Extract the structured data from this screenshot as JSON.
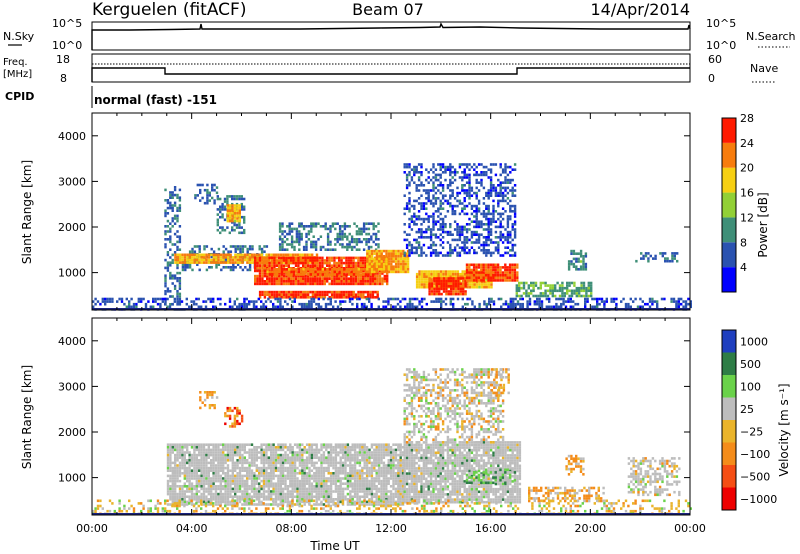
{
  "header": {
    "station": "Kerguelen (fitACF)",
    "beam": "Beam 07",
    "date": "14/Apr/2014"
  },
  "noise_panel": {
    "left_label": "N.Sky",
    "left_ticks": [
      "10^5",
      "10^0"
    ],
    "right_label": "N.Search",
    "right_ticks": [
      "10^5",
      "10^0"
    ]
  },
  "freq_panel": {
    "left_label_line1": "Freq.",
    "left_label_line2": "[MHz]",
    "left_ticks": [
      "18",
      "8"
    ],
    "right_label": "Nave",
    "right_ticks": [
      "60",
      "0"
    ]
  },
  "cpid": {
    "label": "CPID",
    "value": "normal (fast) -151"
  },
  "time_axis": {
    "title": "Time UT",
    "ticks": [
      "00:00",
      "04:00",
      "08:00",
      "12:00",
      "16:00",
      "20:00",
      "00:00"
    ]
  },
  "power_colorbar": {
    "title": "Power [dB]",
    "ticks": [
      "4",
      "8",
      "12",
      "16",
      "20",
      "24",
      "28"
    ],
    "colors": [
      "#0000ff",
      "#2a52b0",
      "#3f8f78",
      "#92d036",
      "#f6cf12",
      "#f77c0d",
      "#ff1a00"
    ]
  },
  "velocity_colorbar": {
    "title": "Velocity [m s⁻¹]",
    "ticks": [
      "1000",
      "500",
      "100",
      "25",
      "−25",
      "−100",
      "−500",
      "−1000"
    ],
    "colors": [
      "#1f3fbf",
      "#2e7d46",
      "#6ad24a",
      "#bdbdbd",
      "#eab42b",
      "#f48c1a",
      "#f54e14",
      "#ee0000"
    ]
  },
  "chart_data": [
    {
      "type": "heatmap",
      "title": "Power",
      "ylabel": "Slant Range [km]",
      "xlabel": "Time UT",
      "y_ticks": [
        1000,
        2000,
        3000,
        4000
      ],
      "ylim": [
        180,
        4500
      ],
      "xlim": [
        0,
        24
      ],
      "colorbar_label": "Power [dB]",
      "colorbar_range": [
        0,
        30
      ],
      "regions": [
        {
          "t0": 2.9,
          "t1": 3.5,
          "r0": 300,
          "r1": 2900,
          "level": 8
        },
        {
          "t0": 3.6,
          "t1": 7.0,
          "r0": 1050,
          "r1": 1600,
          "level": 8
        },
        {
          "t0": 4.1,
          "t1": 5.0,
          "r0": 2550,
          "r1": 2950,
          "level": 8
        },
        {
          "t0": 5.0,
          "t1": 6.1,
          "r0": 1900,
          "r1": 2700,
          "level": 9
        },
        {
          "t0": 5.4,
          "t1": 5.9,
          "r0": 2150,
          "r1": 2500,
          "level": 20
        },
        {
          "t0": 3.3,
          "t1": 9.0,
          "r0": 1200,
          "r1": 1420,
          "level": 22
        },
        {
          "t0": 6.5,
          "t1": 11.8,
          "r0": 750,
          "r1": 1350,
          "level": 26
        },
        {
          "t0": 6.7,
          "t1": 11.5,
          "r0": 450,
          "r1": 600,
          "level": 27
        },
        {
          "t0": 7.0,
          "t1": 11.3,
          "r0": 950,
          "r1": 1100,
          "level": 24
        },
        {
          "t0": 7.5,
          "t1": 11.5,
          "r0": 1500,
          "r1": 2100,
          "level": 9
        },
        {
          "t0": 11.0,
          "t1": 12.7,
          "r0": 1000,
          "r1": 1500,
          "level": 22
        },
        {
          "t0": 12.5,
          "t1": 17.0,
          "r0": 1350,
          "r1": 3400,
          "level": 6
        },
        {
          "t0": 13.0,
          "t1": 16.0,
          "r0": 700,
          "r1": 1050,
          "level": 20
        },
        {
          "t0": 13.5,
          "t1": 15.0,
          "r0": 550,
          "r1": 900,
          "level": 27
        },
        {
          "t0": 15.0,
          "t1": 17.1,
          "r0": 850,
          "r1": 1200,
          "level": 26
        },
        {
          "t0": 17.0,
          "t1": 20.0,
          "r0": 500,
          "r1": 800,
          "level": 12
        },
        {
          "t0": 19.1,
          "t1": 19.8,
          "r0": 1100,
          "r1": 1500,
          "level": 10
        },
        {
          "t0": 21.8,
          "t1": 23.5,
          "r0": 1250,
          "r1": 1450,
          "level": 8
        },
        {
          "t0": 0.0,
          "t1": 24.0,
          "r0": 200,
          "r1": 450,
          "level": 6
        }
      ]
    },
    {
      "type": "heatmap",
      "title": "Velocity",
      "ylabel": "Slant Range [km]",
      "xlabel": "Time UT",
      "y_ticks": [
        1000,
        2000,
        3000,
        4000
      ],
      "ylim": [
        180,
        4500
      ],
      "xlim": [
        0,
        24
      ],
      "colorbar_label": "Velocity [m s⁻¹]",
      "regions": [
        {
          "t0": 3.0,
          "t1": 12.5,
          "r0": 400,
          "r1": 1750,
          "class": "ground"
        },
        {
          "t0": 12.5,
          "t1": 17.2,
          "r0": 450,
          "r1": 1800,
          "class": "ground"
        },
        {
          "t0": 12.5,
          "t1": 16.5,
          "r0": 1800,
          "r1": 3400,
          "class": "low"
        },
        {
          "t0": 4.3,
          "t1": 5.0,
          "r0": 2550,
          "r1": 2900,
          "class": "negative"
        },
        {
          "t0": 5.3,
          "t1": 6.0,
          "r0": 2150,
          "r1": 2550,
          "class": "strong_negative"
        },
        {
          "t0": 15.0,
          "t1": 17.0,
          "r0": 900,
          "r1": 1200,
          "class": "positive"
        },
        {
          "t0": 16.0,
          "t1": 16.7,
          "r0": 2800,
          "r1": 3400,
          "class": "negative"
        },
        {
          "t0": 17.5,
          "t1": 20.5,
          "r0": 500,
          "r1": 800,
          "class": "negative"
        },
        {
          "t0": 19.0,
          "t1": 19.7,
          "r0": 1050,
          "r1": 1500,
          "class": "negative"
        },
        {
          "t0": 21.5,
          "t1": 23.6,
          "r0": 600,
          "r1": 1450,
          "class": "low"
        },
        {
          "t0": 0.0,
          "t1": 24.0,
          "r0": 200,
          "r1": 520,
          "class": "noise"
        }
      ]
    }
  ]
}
************
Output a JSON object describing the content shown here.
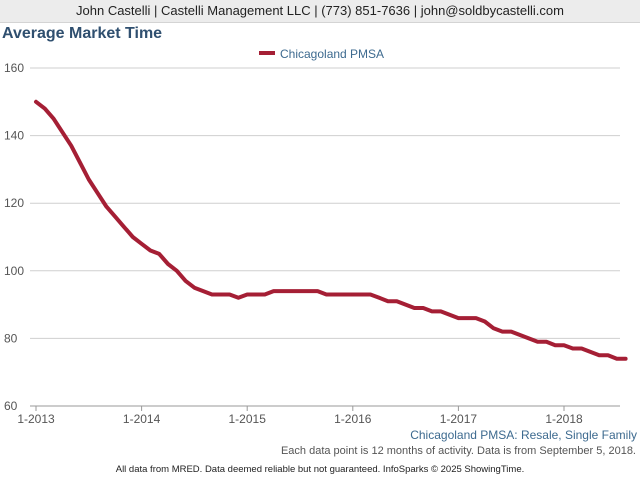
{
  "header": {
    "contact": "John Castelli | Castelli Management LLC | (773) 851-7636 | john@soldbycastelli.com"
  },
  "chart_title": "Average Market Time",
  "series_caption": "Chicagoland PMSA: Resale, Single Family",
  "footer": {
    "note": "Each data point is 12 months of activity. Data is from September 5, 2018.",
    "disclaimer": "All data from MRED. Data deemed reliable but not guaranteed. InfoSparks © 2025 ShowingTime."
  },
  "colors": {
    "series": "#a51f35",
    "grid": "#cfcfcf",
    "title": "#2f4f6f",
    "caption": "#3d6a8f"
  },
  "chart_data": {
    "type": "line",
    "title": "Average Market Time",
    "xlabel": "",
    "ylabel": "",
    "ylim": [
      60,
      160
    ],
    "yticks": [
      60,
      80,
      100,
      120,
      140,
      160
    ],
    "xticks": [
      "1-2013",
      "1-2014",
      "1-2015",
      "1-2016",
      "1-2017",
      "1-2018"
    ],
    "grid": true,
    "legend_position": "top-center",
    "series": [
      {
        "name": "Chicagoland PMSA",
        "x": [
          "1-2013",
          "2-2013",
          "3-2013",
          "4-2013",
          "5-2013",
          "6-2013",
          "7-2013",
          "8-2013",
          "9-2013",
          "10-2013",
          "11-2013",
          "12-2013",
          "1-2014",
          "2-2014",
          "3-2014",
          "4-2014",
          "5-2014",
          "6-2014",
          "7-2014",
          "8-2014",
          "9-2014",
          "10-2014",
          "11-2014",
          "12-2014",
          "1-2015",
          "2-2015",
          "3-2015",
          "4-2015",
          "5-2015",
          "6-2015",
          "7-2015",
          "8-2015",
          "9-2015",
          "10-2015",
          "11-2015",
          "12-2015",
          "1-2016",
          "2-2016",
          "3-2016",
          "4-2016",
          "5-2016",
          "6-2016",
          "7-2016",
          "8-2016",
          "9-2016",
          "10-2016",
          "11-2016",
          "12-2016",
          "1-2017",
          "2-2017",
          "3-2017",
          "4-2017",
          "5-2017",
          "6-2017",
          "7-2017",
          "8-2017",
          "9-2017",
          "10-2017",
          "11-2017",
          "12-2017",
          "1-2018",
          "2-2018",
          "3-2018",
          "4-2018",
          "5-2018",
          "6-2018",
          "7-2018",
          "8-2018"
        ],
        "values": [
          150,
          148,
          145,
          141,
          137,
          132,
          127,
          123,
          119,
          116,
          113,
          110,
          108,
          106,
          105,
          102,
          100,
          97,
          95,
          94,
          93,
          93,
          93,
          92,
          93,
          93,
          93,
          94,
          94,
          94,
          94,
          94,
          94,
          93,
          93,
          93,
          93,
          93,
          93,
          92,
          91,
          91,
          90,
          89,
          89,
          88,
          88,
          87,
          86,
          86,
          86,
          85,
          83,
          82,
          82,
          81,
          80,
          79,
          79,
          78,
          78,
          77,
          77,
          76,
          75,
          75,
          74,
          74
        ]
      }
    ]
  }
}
************
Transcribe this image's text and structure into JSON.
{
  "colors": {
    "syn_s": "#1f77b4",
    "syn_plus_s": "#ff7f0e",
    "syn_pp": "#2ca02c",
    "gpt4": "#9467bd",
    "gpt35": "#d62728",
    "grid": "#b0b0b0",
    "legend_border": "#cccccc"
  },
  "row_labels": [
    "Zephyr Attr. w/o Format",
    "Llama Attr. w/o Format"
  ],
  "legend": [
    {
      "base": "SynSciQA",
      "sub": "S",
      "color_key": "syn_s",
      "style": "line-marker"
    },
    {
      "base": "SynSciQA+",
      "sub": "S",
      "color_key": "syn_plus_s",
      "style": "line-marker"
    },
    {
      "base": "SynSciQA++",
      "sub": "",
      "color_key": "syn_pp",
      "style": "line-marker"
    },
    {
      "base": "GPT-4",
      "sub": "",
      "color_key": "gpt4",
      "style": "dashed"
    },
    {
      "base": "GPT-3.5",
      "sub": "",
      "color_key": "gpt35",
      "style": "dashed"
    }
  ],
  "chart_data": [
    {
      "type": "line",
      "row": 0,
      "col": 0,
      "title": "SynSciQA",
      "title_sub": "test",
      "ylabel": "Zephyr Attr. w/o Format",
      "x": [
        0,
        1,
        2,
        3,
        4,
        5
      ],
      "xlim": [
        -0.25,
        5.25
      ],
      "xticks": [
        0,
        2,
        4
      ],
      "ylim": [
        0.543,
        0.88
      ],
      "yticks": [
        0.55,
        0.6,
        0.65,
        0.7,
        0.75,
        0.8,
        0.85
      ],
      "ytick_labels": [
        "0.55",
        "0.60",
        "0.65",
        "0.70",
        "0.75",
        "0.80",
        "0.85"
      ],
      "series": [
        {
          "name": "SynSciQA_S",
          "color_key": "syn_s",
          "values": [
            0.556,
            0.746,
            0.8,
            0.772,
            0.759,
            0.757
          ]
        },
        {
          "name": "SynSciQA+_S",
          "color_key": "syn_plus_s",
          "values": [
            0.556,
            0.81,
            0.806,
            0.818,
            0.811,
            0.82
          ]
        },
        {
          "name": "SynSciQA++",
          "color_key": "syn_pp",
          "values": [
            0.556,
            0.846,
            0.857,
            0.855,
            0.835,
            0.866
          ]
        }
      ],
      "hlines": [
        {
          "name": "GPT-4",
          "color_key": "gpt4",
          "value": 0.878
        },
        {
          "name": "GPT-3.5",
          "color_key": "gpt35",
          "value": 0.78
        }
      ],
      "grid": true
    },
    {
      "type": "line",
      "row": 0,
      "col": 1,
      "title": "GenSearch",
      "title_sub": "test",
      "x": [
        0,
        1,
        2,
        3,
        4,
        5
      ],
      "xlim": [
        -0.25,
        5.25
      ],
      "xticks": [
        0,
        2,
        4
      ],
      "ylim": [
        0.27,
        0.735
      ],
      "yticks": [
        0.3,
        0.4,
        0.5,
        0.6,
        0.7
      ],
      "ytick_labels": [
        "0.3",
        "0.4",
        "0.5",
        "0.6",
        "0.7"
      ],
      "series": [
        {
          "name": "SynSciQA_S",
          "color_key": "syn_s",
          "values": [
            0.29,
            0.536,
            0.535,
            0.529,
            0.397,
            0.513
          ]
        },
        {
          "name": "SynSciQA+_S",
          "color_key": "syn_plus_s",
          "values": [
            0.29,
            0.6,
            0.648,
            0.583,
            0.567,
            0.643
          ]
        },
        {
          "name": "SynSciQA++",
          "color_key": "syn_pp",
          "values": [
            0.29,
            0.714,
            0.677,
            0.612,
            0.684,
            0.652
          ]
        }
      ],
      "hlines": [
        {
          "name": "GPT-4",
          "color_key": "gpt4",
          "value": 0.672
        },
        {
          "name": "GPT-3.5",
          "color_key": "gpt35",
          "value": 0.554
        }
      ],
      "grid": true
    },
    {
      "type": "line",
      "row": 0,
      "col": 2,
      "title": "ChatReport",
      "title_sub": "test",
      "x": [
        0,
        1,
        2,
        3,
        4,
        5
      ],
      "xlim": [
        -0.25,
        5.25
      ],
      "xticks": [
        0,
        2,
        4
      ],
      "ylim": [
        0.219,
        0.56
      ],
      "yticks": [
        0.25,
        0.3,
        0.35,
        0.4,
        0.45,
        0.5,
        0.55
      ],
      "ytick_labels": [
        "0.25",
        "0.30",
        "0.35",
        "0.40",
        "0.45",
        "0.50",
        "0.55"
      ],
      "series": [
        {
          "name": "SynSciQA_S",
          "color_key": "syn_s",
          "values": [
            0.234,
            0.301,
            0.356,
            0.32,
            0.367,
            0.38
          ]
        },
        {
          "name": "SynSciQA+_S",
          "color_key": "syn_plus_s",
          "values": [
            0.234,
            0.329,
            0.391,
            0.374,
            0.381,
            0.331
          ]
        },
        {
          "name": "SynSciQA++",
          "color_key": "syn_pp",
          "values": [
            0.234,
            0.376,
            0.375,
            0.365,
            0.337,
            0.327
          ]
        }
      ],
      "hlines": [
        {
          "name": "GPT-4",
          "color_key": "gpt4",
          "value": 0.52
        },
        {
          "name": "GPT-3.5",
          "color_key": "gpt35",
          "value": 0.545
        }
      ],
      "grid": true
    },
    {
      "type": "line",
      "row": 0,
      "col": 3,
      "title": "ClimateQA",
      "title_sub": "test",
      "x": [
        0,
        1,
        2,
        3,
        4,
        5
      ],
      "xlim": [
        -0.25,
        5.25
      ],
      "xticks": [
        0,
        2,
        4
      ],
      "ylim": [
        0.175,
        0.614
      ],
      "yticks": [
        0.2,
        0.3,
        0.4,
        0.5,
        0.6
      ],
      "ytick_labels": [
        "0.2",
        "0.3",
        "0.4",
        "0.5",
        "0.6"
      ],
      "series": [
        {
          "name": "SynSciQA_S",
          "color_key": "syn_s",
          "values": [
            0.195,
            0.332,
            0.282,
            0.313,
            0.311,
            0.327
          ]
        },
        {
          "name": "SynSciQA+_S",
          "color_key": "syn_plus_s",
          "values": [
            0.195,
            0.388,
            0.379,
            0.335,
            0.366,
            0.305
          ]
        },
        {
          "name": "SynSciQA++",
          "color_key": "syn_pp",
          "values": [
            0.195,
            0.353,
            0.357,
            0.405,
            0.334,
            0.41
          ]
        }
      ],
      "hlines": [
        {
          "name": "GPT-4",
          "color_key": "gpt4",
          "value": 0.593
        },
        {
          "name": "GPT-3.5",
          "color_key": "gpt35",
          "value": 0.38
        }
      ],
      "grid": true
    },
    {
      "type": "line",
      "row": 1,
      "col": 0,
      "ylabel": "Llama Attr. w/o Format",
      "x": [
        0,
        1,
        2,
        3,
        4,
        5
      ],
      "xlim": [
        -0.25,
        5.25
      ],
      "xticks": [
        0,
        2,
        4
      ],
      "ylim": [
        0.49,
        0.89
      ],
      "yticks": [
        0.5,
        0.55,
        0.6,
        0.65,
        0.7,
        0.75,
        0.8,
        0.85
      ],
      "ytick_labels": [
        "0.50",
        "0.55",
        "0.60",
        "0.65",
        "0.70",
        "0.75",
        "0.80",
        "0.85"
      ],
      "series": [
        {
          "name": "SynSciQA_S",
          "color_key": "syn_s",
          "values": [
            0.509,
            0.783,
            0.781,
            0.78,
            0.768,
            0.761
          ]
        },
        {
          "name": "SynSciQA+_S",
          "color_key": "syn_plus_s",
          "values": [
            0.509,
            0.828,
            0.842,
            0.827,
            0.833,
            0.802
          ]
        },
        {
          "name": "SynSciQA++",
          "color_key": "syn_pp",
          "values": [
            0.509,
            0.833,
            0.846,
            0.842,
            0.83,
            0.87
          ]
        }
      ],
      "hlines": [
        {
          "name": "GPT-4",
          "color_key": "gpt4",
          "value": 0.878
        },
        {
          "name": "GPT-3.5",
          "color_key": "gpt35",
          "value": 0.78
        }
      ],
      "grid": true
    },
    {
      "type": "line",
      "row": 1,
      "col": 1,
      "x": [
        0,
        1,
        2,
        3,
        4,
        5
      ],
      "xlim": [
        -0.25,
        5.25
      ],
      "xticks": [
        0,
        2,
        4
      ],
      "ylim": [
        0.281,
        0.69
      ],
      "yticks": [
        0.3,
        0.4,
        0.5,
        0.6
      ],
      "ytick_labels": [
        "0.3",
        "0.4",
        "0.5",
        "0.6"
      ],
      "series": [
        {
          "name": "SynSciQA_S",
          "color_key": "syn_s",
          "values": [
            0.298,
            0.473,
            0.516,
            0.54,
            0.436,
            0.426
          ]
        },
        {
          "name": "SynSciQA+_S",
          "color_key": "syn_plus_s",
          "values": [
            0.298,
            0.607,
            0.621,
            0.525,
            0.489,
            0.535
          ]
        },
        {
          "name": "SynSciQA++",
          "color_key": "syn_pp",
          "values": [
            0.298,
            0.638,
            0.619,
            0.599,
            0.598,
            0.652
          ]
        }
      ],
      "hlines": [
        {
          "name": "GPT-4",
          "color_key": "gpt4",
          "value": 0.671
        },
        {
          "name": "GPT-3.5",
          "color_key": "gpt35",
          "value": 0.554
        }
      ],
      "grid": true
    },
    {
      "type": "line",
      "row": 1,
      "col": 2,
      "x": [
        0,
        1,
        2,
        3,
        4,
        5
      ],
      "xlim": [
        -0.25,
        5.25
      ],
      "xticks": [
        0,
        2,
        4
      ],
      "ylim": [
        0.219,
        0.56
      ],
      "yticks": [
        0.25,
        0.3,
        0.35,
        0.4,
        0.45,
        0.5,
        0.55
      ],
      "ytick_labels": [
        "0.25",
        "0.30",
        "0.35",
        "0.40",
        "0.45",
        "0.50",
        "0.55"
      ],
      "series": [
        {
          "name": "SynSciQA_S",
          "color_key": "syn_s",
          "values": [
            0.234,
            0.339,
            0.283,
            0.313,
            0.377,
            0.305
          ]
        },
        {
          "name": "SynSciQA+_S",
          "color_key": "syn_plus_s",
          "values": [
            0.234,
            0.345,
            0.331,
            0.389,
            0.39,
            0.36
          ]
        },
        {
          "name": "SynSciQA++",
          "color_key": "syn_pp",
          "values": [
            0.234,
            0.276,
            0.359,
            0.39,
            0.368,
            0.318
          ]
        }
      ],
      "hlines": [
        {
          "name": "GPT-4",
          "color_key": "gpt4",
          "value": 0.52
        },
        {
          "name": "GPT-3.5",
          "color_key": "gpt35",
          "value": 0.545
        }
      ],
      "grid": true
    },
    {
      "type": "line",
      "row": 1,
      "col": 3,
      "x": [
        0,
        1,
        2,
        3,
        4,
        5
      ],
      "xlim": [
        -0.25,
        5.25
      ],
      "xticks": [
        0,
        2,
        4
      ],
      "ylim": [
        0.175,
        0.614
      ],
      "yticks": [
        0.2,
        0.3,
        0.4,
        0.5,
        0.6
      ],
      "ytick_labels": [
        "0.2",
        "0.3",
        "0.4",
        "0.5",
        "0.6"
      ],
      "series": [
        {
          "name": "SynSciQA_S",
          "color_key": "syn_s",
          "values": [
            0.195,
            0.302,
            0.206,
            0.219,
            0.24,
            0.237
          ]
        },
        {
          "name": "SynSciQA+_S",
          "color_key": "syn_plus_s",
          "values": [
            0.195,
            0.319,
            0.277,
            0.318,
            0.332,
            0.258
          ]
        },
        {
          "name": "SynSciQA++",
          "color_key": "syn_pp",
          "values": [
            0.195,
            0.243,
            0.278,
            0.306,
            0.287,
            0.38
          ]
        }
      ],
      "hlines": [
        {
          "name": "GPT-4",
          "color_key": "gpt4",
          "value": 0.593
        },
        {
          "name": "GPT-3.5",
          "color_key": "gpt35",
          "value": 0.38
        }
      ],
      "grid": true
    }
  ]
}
************
◆ **EXERCISE PROMPT**: Show all lines in the entries above where the word "Average" appears.

◆ **WRITTEN ANSWER**:
  "chart_title": "Average Market Time",
    "title": "Average Market Time",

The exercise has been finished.